Stated exercise:
How many lines of the data include the string "Bremsventil"? State the number and nothing else.

###

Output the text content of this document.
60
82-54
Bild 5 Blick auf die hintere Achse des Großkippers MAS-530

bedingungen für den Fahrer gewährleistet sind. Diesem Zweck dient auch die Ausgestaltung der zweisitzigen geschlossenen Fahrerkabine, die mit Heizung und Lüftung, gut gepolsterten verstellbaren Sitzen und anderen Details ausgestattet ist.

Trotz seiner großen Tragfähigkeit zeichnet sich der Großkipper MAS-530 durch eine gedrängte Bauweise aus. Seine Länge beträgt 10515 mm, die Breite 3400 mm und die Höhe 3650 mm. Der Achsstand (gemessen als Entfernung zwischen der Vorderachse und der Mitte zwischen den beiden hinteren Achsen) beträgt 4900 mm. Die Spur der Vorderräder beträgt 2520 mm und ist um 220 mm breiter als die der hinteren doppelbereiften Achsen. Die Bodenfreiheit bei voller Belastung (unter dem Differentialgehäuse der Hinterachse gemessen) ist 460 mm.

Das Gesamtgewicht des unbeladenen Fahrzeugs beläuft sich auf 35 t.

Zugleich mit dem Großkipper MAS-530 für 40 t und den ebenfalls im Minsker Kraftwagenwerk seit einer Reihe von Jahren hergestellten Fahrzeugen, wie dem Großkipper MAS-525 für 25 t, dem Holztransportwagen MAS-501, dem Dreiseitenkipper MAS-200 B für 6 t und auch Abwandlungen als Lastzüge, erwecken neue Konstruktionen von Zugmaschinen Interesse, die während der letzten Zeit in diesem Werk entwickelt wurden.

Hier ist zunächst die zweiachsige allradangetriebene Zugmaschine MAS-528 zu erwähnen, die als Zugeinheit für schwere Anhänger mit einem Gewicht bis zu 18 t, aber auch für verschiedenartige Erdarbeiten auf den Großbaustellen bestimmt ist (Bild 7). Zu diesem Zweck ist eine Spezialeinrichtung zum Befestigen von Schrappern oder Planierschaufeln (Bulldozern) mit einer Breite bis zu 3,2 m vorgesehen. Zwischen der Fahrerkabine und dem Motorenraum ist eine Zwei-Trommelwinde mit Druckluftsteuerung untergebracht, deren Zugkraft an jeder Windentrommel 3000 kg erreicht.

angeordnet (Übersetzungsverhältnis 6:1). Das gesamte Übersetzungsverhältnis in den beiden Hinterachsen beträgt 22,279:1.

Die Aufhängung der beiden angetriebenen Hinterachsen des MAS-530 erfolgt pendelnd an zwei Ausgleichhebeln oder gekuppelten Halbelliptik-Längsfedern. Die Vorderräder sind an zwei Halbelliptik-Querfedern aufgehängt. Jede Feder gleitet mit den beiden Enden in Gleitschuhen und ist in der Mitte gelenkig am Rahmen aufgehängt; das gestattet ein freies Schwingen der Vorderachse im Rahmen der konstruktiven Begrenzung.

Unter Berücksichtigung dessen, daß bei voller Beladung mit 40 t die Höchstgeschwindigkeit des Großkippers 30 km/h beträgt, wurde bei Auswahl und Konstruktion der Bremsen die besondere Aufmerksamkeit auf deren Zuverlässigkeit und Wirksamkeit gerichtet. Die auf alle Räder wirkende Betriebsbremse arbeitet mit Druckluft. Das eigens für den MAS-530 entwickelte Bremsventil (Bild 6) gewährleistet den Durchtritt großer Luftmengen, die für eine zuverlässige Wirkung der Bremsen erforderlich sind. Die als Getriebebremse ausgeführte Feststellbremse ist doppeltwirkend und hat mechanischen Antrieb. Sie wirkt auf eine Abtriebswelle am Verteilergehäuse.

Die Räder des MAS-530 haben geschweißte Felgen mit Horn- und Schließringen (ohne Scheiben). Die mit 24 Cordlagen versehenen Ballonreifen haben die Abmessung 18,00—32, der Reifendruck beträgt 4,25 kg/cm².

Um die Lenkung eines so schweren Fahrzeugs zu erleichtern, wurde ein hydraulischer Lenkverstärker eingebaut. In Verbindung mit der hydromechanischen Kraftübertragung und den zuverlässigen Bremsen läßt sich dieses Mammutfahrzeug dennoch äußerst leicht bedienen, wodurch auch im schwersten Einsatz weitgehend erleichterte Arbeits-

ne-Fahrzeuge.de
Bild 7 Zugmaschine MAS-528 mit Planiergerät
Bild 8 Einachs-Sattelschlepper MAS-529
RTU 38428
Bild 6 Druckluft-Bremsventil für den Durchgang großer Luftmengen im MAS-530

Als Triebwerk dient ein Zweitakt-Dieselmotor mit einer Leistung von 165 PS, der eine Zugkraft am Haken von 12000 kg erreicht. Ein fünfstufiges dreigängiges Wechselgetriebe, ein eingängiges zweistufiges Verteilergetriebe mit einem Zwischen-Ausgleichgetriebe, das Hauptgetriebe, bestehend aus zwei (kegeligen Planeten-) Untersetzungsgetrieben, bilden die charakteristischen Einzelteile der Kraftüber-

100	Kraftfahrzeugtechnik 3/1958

###

Task result:
2